======== Input
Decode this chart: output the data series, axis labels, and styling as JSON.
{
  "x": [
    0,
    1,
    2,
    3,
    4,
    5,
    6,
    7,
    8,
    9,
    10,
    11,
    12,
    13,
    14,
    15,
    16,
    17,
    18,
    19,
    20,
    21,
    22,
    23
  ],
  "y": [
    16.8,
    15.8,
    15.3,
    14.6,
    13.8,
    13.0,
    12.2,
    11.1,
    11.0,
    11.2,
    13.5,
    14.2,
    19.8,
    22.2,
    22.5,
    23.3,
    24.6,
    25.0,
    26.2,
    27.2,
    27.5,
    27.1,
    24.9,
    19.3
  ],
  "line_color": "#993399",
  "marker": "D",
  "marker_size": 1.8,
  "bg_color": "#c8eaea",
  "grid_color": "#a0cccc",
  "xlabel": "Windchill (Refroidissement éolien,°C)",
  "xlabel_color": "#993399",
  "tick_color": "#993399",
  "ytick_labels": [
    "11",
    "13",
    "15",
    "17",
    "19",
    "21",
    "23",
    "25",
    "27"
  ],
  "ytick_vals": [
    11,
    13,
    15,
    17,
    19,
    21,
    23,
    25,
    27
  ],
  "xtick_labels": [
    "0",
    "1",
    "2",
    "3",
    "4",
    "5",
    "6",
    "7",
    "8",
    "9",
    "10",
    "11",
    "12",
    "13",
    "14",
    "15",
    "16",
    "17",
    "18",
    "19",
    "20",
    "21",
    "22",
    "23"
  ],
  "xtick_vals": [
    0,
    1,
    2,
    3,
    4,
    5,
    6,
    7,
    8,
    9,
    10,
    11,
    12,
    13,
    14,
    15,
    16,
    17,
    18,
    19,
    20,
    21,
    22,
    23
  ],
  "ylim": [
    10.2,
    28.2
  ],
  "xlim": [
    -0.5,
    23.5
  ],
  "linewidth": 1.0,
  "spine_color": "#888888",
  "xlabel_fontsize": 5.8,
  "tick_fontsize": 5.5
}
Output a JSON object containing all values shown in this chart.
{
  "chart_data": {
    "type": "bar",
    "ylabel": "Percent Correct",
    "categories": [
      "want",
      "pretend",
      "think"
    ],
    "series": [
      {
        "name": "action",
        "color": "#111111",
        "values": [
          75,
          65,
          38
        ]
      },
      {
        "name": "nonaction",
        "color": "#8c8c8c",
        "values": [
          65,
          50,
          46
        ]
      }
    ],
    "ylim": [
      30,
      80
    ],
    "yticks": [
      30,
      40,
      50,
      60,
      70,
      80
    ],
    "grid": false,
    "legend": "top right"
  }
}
================
_Task statement_: The records above should be restated word for word, please.

_Solution to this exercise_:
Decode this chart: output the data series, axis labels, and styling as JSON.
{
  "x": [
    0,
    1,
    2,
    3,
    4,
    5,
    6,
    7,
    8,
    9,
    10,
    11,
    12,
    13,
    14,
    15,
    16,
    17,
    18,
    19,
    20,
    21,
    22,
    23
  ],
  "y": [
    16.8,
    15.8,
    15.3,
    14.6,
    13.8,
    13.0,
    12.2,
    11.1,
    11.0,
    11.2,
    13.5,
    14.2,
    19.8,
    22.2,
    22.5,
    23.3,
    24.6,
    25.0,
    26.2,
    27.2,
    27.5,
    27.1,
    24.9,
    19.3
  ],
  "line_color": "#993399",
  "marker": "D",
  "marker_size": 1.8,
  "bg_color": "#c8eaea",
  "grid_color": "#a0cccc",
  "xlabel": "Windchill (Refroidissement éolien,°C)",
  "xlabel_color": "#993399",
  "tick_color": "#993399",
  "ytick_labels": [
    "11",
    "13",
    "15",
    "17",
    "19",
    "21",
    "23",
    "25",
    "27"
  ],
  "ytick_vals": [
    11,
    13,
    15,
    17,
    19,
    21,
    23,
    25,
    27
  ],
  "xtick_labels": [
    "0",
    "1",
    "2",
    "3",
    "4",
    "5",
    "6",
    "7",
    "8",
    "9",
    "10",
    "11",
    "12",
    "13",
    "14",
    "15",
    "16",
    "17",
    "18",
    "19",
    "20",
    "21",
    "22",
    "23"
  ],
  "xtick_vals": [
    0,
    1,
    2,
    3,
    4,
    5,
    6,
    7,
    8,
    9,
    10,
    11,
    12,
    13,
    14,
    15,
    16,
    17,
    18,
    19,
    20,
    21,
    22,
    23
  ],
  "ylim": [
    10.2,
    28.2
  ],
  "xlim": [
    -0.5,
    23.5
  ],
  "linewidth": 1.0,
  "spine_color": "#888888",
  "xlabel_fontsize": 5.8,
  "tick_fontsize": 5.5
}
Output a JSON object containing all values shown in this chart.
{
  "chart_data": {
    "type": "bar",
    "ylabel": "Percent Correct",
    "categories": [
      "want",
      "pretend",
      "think"
    ],
    "series": [
      {
        "name": "action",
        "color": "#111111",
        "values": [
          75,
          65,
          38
        ]
      },
      {
        "name": "nonaction",
        "color": "#8c8c8c",
        "values": [
          65,
          50,
          46
        ]
      }
    ],
    "ylim": [
      30,
      80
    ],
    "yticks": [
      30,
      40,
      50,
      60,
      70,
      80
    ],
    "grid": false,
    "legend": "top right"
  }
}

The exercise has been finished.